== Stored records

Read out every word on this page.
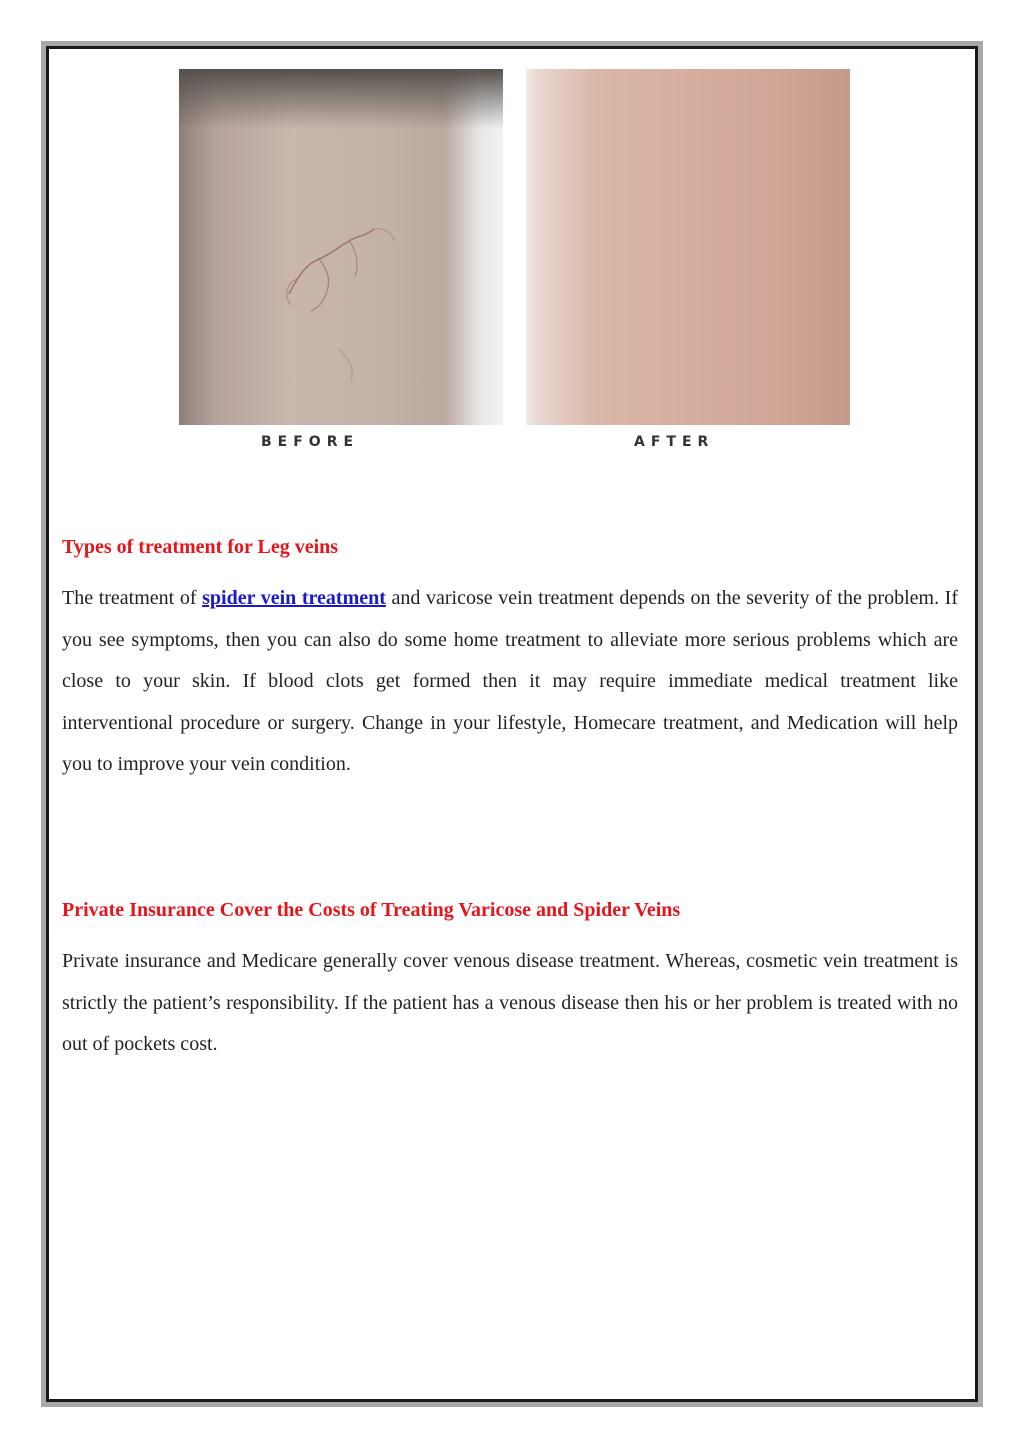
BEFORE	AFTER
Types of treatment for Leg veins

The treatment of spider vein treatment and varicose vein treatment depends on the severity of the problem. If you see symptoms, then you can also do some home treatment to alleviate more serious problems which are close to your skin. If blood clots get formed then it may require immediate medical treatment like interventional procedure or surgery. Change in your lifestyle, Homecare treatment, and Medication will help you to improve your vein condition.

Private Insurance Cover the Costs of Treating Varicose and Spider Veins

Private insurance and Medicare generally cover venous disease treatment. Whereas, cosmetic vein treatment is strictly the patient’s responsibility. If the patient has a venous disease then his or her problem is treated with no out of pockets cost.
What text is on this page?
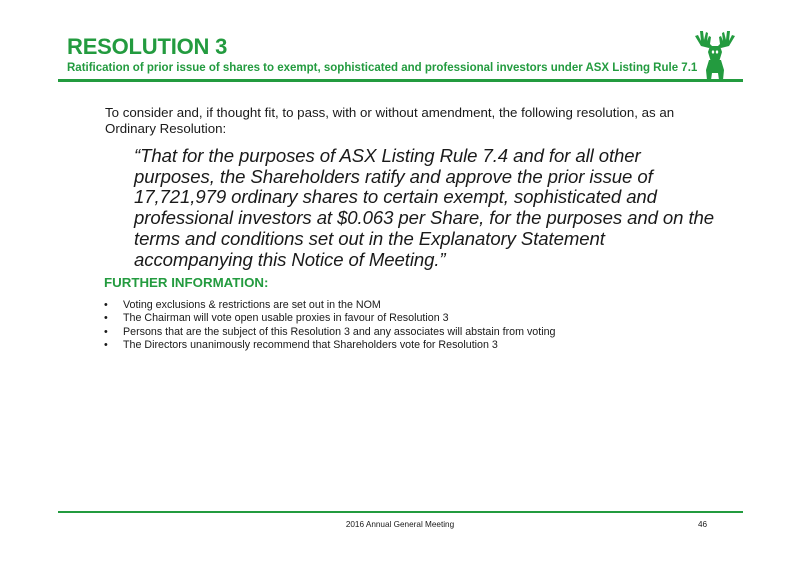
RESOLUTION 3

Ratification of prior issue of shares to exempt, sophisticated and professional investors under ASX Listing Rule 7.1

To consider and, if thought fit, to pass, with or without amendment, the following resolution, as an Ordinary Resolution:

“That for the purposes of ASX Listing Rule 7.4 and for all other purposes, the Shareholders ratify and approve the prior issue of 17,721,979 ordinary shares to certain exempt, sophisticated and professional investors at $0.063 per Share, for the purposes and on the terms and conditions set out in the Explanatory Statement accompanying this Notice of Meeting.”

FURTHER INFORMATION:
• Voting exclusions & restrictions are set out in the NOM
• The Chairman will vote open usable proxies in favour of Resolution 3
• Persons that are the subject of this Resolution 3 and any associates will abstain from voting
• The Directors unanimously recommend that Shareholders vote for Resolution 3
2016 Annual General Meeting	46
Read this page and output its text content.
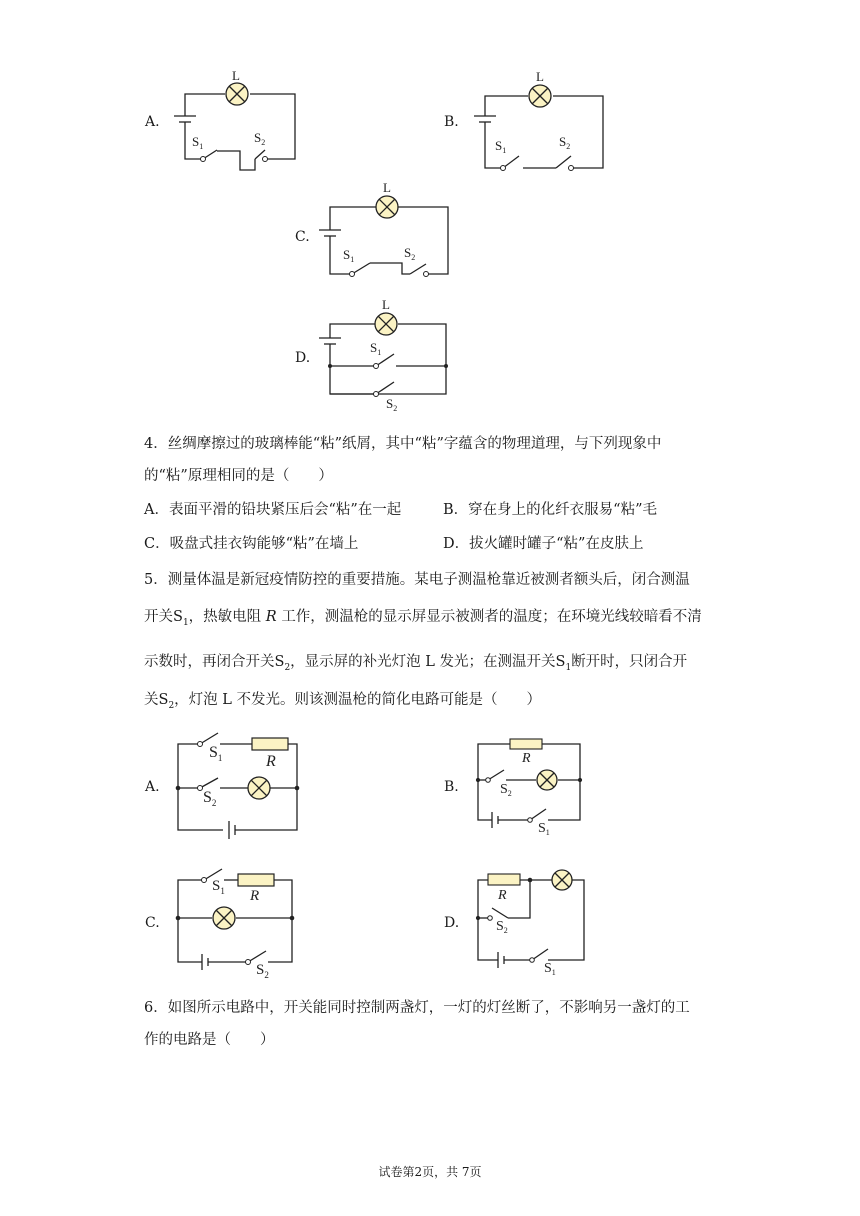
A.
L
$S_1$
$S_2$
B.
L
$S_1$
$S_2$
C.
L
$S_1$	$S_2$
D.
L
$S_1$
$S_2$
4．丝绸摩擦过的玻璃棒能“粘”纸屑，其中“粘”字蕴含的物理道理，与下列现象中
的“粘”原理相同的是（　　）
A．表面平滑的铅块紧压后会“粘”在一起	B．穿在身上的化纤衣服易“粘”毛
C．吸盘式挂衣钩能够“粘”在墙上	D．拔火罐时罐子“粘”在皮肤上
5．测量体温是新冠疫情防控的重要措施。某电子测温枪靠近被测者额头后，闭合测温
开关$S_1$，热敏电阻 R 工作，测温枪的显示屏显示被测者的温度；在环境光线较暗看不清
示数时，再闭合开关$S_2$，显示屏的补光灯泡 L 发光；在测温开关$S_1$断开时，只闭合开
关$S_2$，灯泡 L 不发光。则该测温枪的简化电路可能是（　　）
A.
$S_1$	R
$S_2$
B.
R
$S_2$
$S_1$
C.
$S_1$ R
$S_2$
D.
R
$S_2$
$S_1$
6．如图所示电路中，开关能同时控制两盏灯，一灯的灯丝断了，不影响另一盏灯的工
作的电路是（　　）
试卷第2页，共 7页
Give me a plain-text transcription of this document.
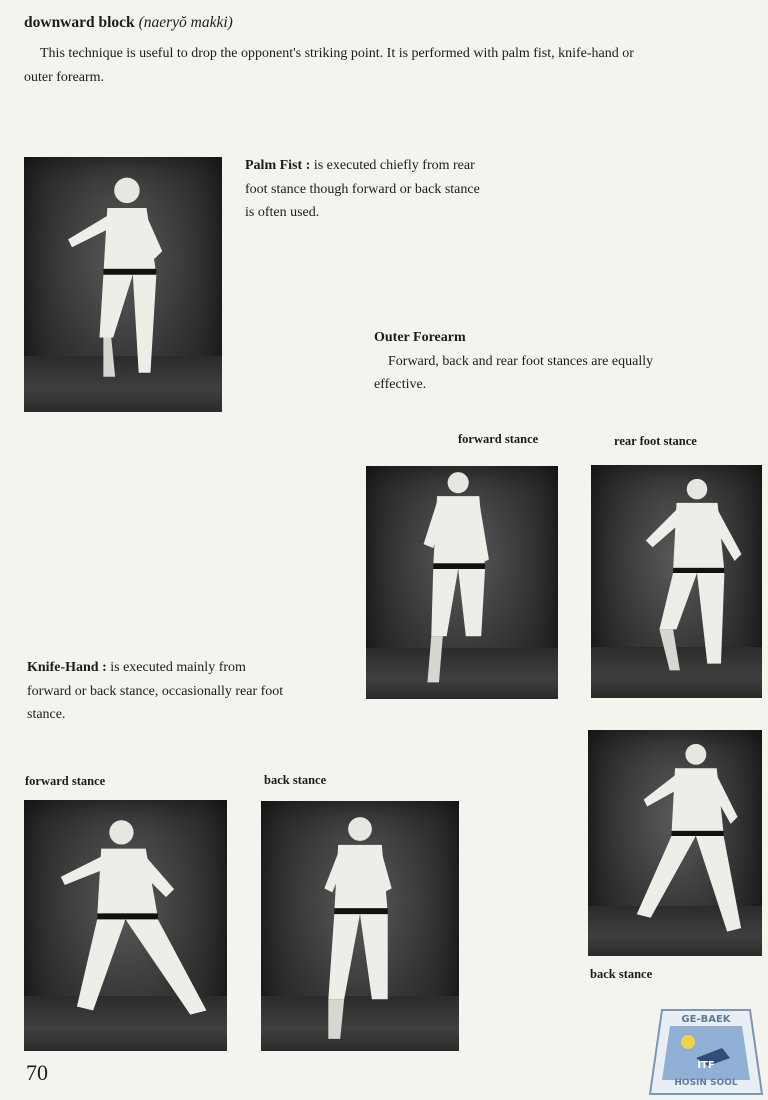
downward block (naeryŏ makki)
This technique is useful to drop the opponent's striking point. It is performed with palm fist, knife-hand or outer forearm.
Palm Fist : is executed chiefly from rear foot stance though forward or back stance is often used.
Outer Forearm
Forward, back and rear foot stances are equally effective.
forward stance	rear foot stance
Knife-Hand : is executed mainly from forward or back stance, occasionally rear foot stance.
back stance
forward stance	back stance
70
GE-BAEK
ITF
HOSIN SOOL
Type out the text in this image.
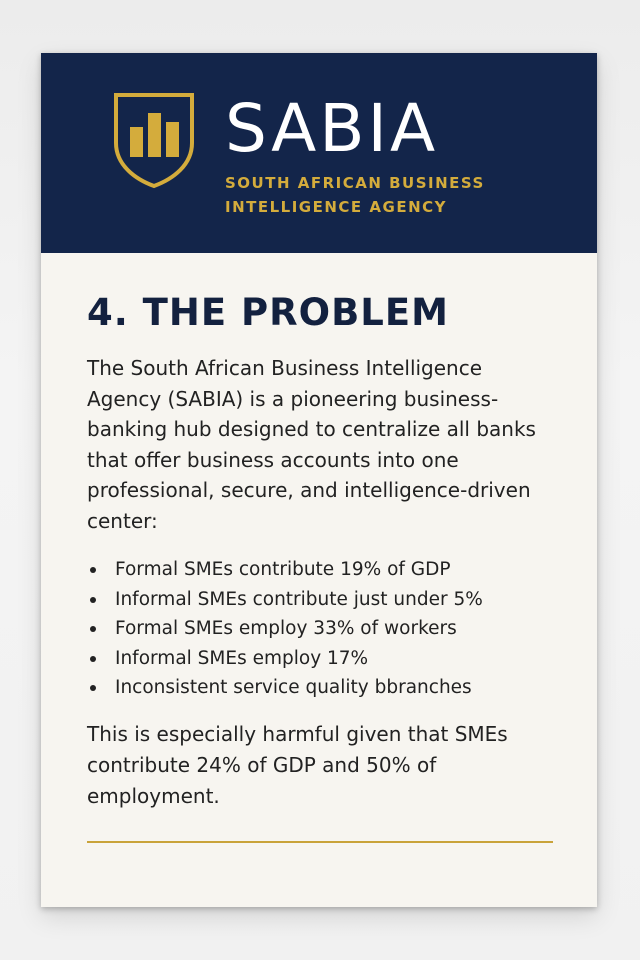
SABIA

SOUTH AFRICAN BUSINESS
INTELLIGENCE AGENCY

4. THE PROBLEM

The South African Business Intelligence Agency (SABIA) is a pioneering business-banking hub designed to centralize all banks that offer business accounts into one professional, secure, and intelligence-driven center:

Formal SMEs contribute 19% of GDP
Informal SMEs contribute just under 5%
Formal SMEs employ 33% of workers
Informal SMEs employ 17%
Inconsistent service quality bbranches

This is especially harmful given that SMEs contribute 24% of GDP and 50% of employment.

====

#### What the exercise asks
Pick each line holding the word "Shareholders" out of the listing.

#### The completed task
“That for the purposes of ASX Listing Rule 7.4 and for all other purposes, the Shareholders ratify and approve the prior issue of 17,721,979 ordinary shares to certain exempt, sophisticated and professional investors at $0.063 per Share, for the purposes and on the terms and conditions set out in the Explanatory Statement accompanying this Notice of Meeting.”
• The Directors unanimously recommend that Shareholders vote for Resolution 3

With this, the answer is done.